## [WRITTEN PROBLEM]
Omit all pictures and give the records below again exactly as written.

== DATASET RECORDS ==

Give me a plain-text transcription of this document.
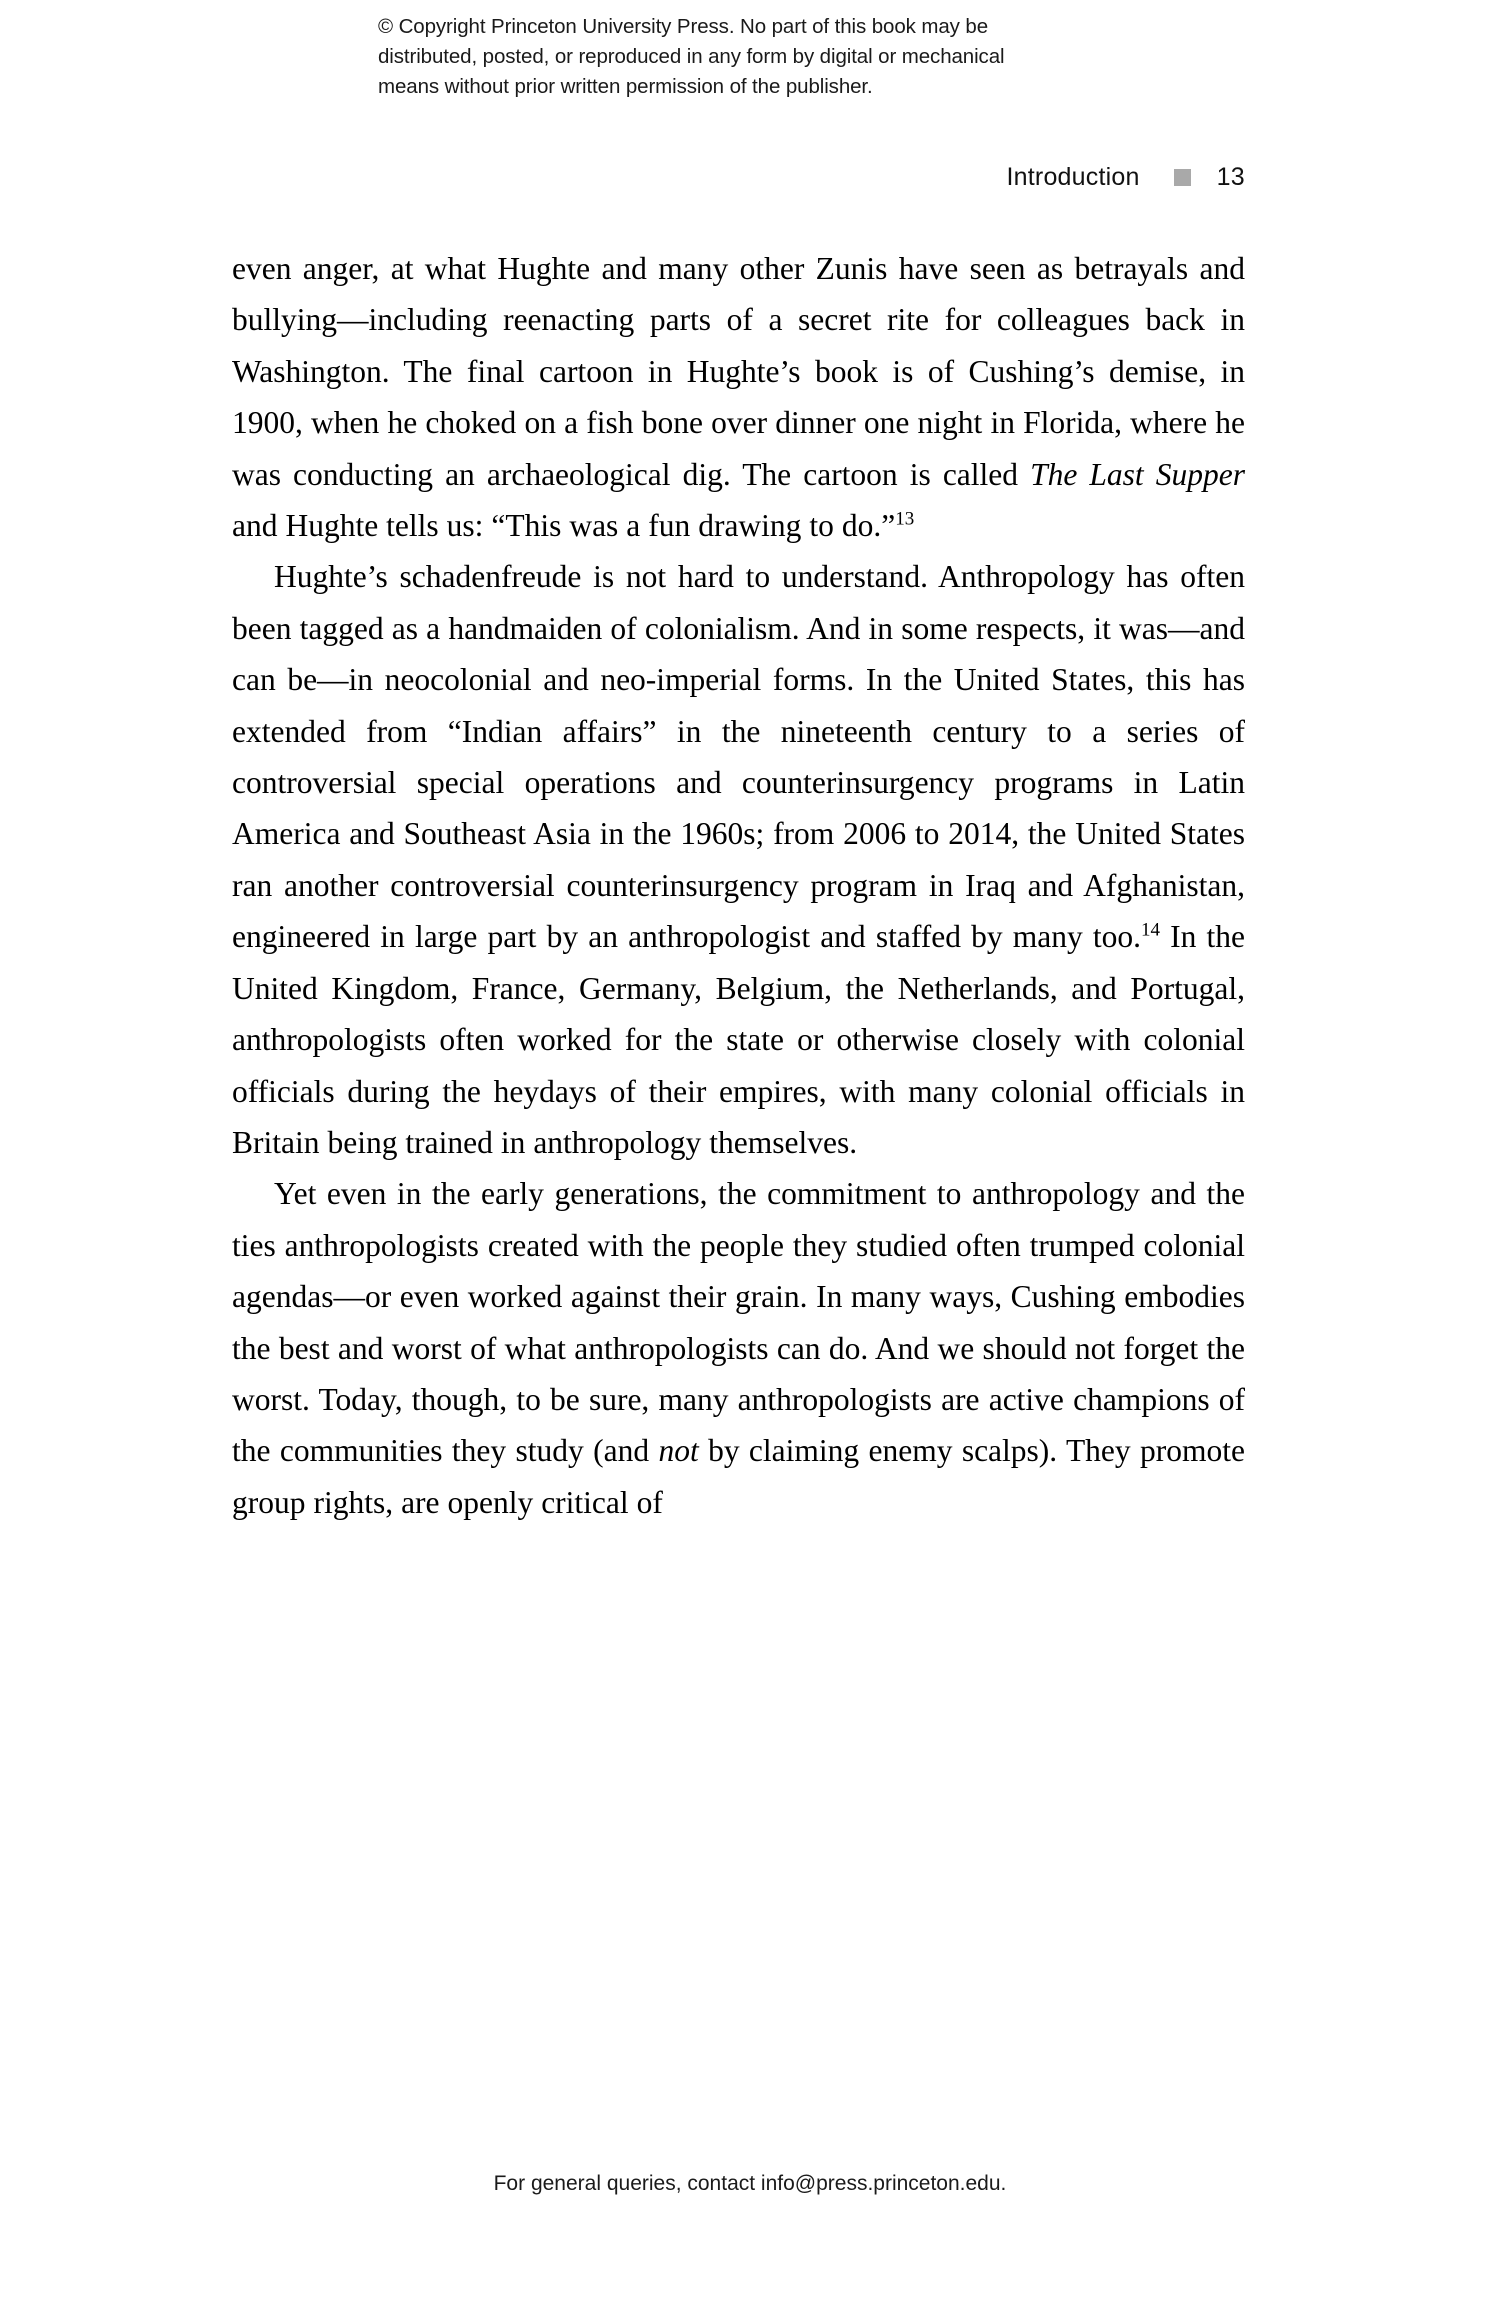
© Copyright Princeton University Press. No part of this book may be
distributed, posted, or reproduced in any form by digital or mechanical
means without prior written permission of the publisher.
Introduction	13

even anger, at what Hughte and many other Zunis have seen as betrayals and bullying—including reenacting parts of a secret rite for colleagues back in Washington. The final cartoon in Hughte’s book is of Cushing’s demise, in 1900, when he choked on a fish bone over dinner one night in Florida, where he was conducting an archaeological dig. The cartoon is called The Last Supper and Hughte tells us: “This was a fun drawing to do.”$^{13}$

Hughte’s schadenfreude is not hard to understand. Anthropology has often been tagged as a handmaiden of colonialism. And in some respects, it was—and can be—in neocolonial and neo-imperial forms. In the United States, this has extended from “Indian affairs” in the nineteenth century to a series of controversial special operations and counterinsurgency programs in Latin America and Southeast Asia in the 1960s; from 2006 to 2014, the United States ran another controversial counterinsurgency program in Iraq and Afghanistan, engineered in large part by an anthropologist and staffed by many too.$^{14}$ In the United Kingdom, France, Germany, Belgium, the Netherlands, and Portugal, anthropologists often worked for the state or otherwise closely with colonial officials during the heydays of their empires, with many colonial officials in Britain being trained in anthropology themselves.

Yet even in the early generations, the commitment to anthropology and the ties anthropologists created with the people they studied often trumped colonial agendas—or even worked against their grain. In many ways, Cushing embodies the best and worst of what anthropologists can do. And we should not forget the worst. Today, though, to be sure, many anthropologists are active champions of the communities they study (and not by claiming enemy scalps). They promote group rights, are openly critical of

For general queries, contact info@press.princeton.edu.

===

## [IN RESPONSE]
Give me a plain-text transcription of this document.
© Copyright Princeton University Press. No part of this book may be
distributed, posted, or reproduced in any form by digital or mechanical
means without prior written permission of the publisher.
Introduction	13

even anger, at what Hughte and many other Zunis have seen as betrayals and bullying—including reenacting parts of a secret rite for colleagues back in Washington. The final cartoon in Hughte’s book is of Cushing’s demise, in 1900, when he choked on a fish bone over dinner one night in Florida, where he was conducting an archaeological dig. The cartoon is called The Last Supper and Hughte tells us: “This was a fun drawing to do.”$^{13}$

Hughte’s schadenfreude is not hard to understand. Anthropology has often been tagged as a handmaiden of colonialism. And in some respects, it was—and can be—in neocolonial and neo-imperial forms. In the United States, this has extended from “Indian affairs” in the nineteenth century to a series of controversial special operations and counterinsurgency programs in Latin America and Southeast Asia in the 1960s; from 2006 to 2014, the United States ran another controversial counterinsurgency program in Iraq and Afghanistan, engineered in large part by an anthropologist and staffed by many too.$^{14}$ In the United Kingdom, France, Germany, Belgium, the Netherlands, and Portugal, anthropologists often worked for the state or otherwise closely with colonial officials during the heydays of their empires, with many colonial officials in Britain being trained in anthropology themselves.

Yet even in the early generations, the commitment to anthropology and the ties anthropologists created with the people they studied often trumped colonial agendas—or even worked against their grain. In many ways, Cushing embodies the best and worst of what anthropologists can do. And we should not forget the worst. Today, though, to be sure, many anthropologists are active champions of the communities they study (and not by claiming enemy scalps). They promote group rights, are openly critical of

For general queries, contact info@press.princeton.edu.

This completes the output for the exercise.